* **TEXTO DO DOCUMENTO**:
==*==
Não
tenho pessoal ou politicamente nada contra a figura de Durão Barroso, a não ser
meia dúzia de ideias diferentes e outra meia dúzia de formas de ver a
realidade. Talvez ele tenha mais razão do que eu por ter estudado mais e/ou por
ter viajado mais, a menos que os plúrimos contactos que o alto cargo europeu
que lhe foi dado desempenhar o tenham guindado a uma estatura que lhe permita
dizer tudo ou quase tudo o que lhe venha à mente.
Dá-me
a impressão de que o ex-Primeiro-Ministro de Portugal (dois anos) e
ex-Presidente da Comissão Europeia (dez anos) está a escrever as suas memórias
aos pedacinhos, alguns bem disformes. Vou ater-me somente a alguns, para não
sobrecarregar o espírito.
Era
lá possível imaginar que o hoje, dia 3 de novembro, condecorado pelo Presidente
da República viesse agora justificar-se em relação ao seu abandono do governo
para ir chefiar a Comissão Europeia e, nesse sentido, viesse a considerar que
fora correta a decisão tomada por si em 2004, estribando a sua justificação
exatamente no facto de Portugal estar a prestar-lhe “o reconhecimento” público
através da condecoração entregue pelo Chefe do estado?
Esquece-se
o ex-eurocrata de que, ao conhecer os resultados das eleições europeias de
junho de 2004, de pesada derrota para o seu governo de coligação, prometeu
publicamente que o Governo iria ler e interpretar os sinais que o povo tinha
dado à governação. Se a sua decisão de ir para Bruxelas foi a melhor forma
selecionada de ler os resultados e ver neles os sinais do povo, confesso que
foi uma leitura bem estranha que a escola portuguesa não legitima.
Ora,
todos nós sabemos dos contextos e das razões que determinam as condecorações.
==*==
* **O QUE SE PEDE**:
A. Segundo o texto sobre Durão Barroso, durante quantos anos foi ele Presidente da Comissão Europeia?
B. Prossiga o texto sobre Durão Barroso a partir do ponto em que termina.
Os registos não têm qualquer papel neste exercício.

* **Anotações dos elementos da página**:
==*==
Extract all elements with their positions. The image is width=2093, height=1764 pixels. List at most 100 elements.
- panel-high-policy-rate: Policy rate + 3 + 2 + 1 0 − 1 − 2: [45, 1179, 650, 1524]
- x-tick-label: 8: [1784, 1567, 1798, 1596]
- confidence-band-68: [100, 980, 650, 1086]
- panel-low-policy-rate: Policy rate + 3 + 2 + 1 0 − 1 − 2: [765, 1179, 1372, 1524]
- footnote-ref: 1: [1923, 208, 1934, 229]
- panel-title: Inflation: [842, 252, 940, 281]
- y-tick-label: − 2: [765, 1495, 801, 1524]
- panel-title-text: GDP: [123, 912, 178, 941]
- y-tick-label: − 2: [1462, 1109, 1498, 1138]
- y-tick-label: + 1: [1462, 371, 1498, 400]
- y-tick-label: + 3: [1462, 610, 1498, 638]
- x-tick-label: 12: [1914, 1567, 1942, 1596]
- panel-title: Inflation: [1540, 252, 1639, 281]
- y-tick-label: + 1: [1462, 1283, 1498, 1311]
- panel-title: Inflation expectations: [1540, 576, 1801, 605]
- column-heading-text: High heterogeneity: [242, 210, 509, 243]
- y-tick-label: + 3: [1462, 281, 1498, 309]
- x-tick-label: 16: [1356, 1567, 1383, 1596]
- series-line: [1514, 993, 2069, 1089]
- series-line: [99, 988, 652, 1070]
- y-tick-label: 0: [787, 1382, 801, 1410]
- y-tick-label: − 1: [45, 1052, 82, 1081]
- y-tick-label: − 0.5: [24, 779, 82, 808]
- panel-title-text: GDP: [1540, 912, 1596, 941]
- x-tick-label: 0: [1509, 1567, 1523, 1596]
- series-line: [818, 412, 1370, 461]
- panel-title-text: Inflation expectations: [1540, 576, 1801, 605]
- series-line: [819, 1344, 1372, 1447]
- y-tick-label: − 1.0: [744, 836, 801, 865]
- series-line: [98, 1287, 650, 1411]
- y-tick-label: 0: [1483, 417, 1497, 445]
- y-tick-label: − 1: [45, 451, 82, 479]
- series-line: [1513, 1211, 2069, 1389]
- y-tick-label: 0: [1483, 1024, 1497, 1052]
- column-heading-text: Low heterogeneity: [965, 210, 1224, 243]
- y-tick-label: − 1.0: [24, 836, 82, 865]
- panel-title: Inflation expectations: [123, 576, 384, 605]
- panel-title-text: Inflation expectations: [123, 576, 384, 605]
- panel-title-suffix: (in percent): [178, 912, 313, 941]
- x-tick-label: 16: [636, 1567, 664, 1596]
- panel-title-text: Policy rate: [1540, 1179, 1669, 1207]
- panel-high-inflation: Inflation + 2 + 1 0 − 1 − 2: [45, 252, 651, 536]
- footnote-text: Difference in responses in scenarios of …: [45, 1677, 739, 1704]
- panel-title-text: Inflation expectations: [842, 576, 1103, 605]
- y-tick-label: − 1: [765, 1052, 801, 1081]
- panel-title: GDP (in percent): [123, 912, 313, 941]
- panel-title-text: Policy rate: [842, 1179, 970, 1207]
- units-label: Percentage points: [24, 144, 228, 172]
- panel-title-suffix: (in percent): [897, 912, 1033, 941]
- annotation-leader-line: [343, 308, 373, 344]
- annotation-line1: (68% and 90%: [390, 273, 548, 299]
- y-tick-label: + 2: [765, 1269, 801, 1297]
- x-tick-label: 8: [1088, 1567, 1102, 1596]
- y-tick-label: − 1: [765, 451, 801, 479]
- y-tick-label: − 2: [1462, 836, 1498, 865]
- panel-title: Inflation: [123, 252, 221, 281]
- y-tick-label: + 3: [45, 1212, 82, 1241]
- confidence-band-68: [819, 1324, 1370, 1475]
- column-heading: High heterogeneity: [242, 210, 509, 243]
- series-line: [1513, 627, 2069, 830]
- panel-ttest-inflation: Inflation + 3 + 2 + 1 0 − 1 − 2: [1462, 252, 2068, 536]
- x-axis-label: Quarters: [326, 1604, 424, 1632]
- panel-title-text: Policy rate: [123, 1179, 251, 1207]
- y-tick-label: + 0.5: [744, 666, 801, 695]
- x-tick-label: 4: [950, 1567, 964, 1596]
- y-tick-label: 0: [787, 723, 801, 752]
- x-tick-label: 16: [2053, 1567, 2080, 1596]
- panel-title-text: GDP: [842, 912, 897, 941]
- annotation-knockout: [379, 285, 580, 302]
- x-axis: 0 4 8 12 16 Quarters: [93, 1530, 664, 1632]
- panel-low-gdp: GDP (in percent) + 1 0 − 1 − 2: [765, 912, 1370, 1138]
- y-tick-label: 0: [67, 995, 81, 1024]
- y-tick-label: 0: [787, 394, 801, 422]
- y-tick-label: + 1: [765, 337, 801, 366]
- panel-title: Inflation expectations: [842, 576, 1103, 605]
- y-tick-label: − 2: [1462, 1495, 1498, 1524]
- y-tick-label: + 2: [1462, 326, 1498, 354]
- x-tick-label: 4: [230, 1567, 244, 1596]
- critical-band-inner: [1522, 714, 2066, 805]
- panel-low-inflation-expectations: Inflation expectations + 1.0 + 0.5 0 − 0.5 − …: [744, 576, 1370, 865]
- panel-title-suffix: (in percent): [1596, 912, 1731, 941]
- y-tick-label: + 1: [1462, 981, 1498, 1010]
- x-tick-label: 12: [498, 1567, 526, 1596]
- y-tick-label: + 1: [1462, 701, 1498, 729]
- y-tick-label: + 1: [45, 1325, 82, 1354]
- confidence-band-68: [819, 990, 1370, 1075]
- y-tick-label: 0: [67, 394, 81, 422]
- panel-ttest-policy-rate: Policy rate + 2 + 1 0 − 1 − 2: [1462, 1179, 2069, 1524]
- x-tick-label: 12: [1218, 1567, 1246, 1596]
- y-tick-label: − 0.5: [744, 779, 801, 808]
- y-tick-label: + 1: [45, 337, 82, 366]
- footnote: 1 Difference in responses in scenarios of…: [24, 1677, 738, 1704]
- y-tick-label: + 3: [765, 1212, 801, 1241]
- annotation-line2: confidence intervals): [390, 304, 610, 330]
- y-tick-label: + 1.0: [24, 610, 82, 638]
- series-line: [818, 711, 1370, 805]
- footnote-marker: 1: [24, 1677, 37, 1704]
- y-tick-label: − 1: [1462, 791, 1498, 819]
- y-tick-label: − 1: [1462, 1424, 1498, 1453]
==*==
* **RESPOSTAS ESCRITAS**:
A. Dez anos.

B.
Algumas delas decorrem não do mérito, mas do uso, da tradição ou do mero
exercício dos altos cargos. Algumas figuras públicas são homenageadas na pior
ocasião. Recordo a entrega recente do galardão do município da Covilhã ao
ex-Primeiro-Ministro José Sócrates ou o doutoramento “honoris causa” conferido
ao ex-Presidente da PT pela Universidade da Beira Interior. O primeiro foi
governante durante seis anos, mas agora ainda não perfez a sua travessia no
deserto; o segundo foi determinante no lançamento do empreendimento PT na
Covilhã, mas a PT e o seu ex-Presidente não estão na melhor forma. E não serão esses
atos de reconhecimento público que reabilitam as mencionadas personalidades nem
a PT. Não sei mesmo se, a continuar assim, o melhor galardão não será o peito
limpo de qualquer honraria.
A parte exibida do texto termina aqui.